** Records supplied **
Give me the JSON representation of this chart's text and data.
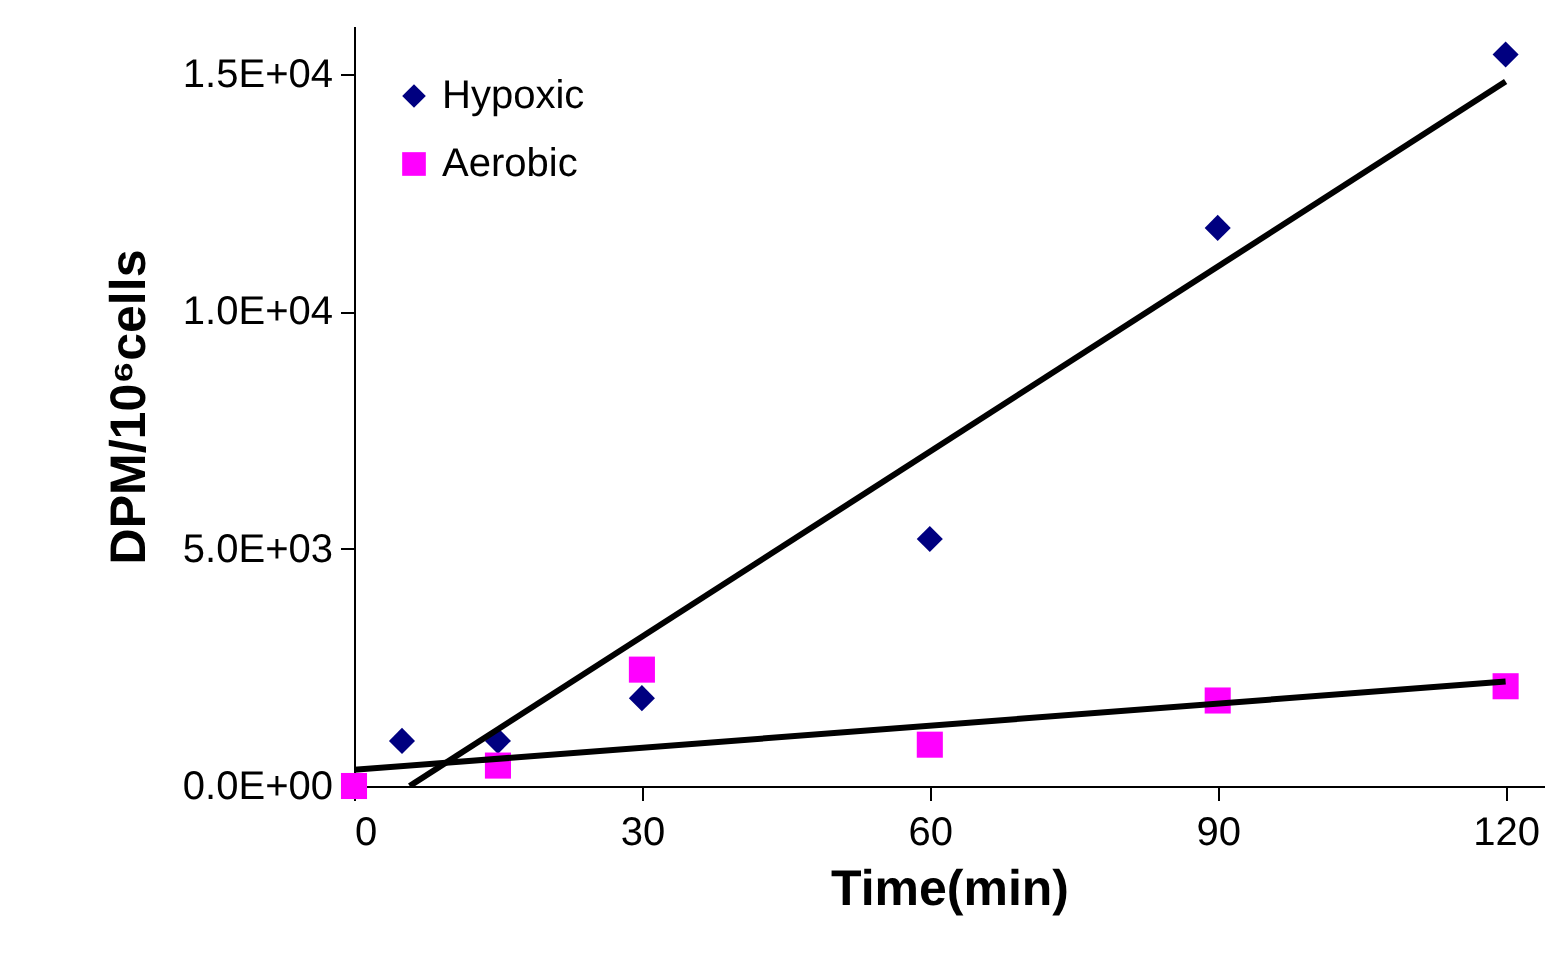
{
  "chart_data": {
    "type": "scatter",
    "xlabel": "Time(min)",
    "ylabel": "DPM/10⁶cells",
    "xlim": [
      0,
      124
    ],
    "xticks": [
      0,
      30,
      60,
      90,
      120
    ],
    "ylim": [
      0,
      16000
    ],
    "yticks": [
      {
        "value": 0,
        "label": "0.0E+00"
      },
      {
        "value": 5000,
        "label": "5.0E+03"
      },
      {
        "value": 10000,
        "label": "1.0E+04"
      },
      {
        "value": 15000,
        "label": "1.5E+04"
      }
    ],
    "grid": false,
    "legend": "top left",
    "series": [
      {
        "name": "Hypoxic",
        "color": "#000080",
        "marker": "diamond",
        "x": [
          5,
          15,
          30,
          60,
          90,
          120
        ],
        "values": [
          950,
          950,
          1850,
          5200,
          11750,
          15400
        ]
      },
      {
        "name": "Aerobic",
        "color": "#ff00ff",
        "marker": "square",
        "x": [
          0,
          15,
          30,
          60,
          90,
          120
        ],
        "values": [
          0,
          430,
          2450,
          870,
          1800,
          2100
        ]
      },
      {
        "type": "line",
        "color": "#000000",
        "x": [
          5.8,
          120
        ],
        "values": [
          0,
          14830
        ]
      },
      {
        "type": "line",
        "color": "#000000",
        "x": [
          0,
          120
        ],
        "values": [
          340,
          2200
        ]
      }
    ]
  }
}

** Exercise aim **
Keep only those lines of the records that hold "color", and return them.

** Expected answer **
        "color": "#000080",
        "color": "#ff00ff",
        "color": "#000000",
        "color": "#000000",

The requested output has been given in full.